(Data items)
···

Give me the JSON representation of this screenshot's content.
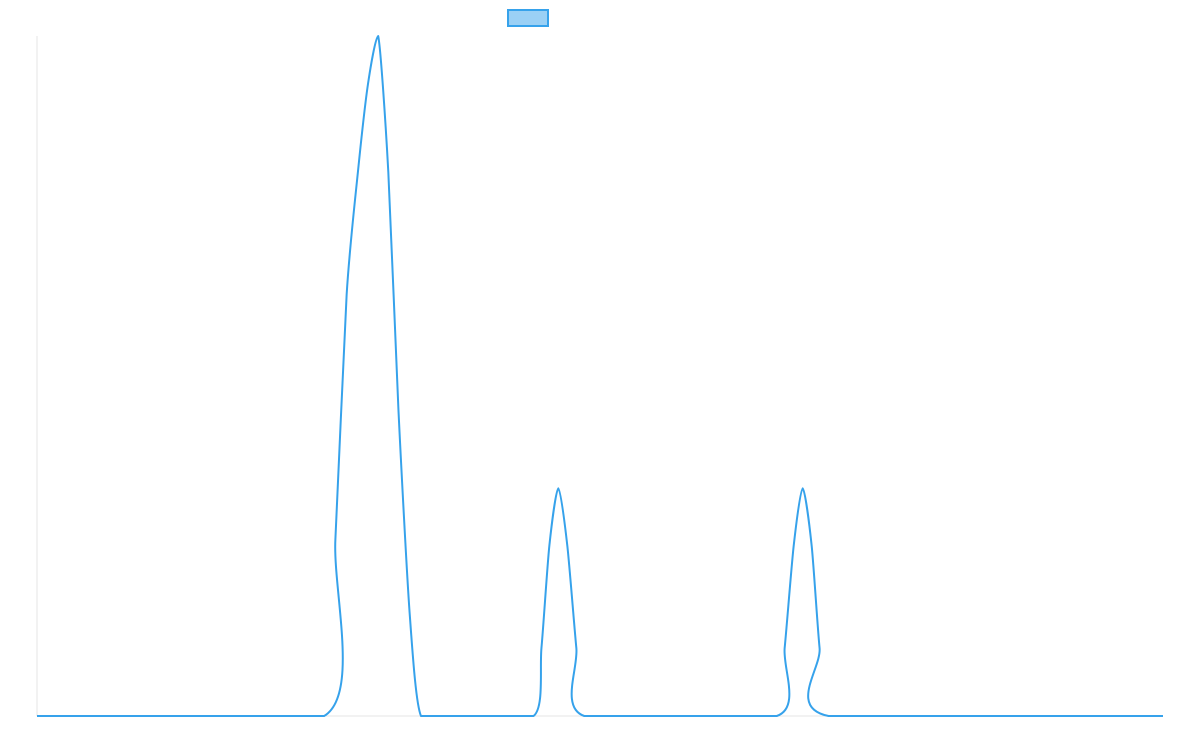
{
  "chart_data": {
    "type": "line",
    "title": "",
    "xlabel": "",
    "ylabel": "",
    "xlim": [
      0,
      100
    ],
    "ylim": [
      0,
      1
    ],
    "grid": false,
    "legend": "top-center",
    "series": [
      {
        "color": "#36a2eb",
        "fill": "#9ad0f5",
        "x": [
          0,
          25.5,
          26.5,
          27.5,
          28.5,
          29.4,
          30.3,
          31.2,
          32.1,
          33.1,
          34.1,
          36.9,
          44.1,
          44.8,
          45.5,
          46.3,
          47.1,
          47.9,
          48.6,
          65.7,
          66.4,
          67.2,
          68.0,
          68.8,
          69.5,
          70.3,
          100
        ],
        "y": [
          0,
          0,
          0.26,
          0.62,
          0.8,
          0.93,
          1.0,
          0.8,
          0.45,
          0.15,
          0,
          0,
          0,
          0.1,
          0.25,
          0.335,
          0.25,
          0.1,
          0,
          0,
          0.1,
          0.25,
          0.335,
          0.25,
          0.1,
          0,
          0
        ]
      }
    ]
  }
}
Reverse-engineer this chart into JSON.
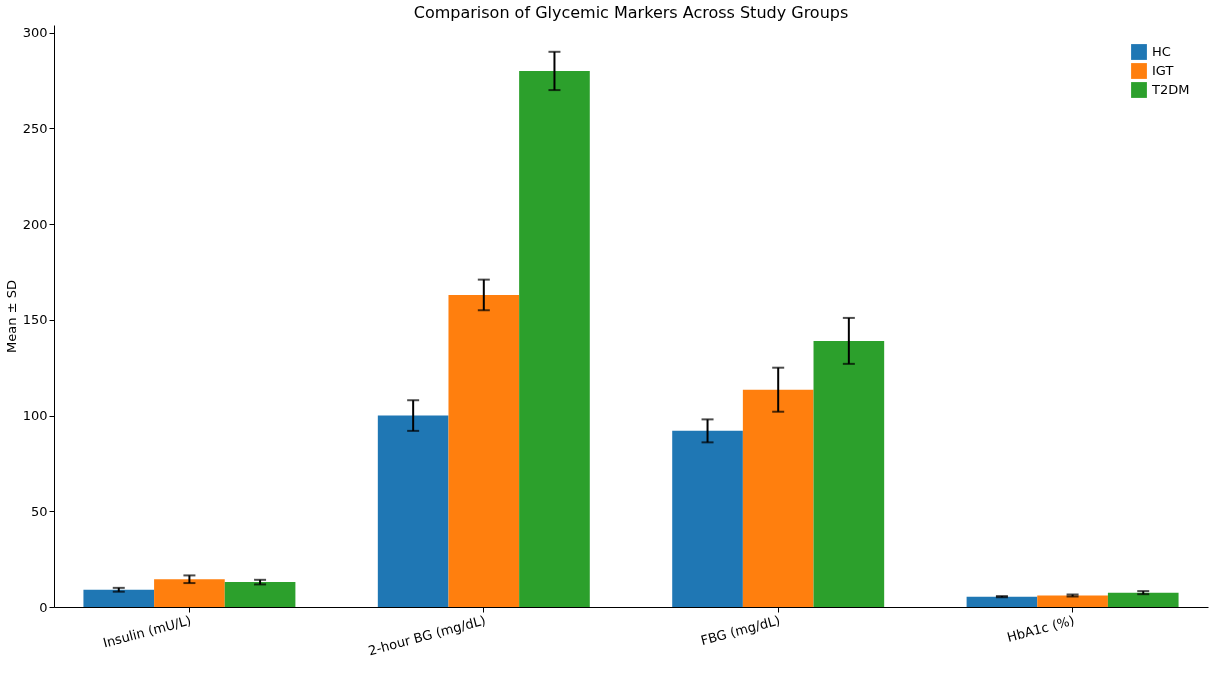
{
  "chart_data": {
    "type": "bar",
    "title": "Comparison of Glycemic Markers Across Study Groups",
    "ylabel": "Mean ± SD",
    "categories": [
      "Insulin (mU/L)",
      "2-hour BG (mg/dL)",
      "FBG (mg/dL)",
      "HbA1c (%)"
    ],
    "series": [
      {
        "name": "HC",
        "color": "#1f77b4",
        "values": [
          9,
          100,
          92,
          5.4
        ],
        "errors": [
          1,
          8,
          6,
          0.3
        ]
      },
      {
        "name": "IGT",
        "color": "#ff7f0e",
        "values": [
          14.5,
          163,
          113.5,
          6.0
        ],
        "errors": [
          2,
          8,
          11.5,
          0.5
        ]
      },
      {
        "name": "T2DM",
        "color": "#2ca02c",
        "values": [
          13,
          280,
          139,
          7.5
        ],
        "errors": [
          1.2,
          10,
          12,
          0.8
        ]
      }
    ],
    "ylim": [
      0,
      304
    ],
    "yticks": [
      0,
      50,
      100,
      150,
      200,
      250,
      300
    ],
    "grid": false,
    "legend": "top right"
  }
}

···

- **YOUR OBJECTIVE**:
Count all lines of the data that include "title". The answer is the number alone.

- **ANSWER TO THIS TASK**:
2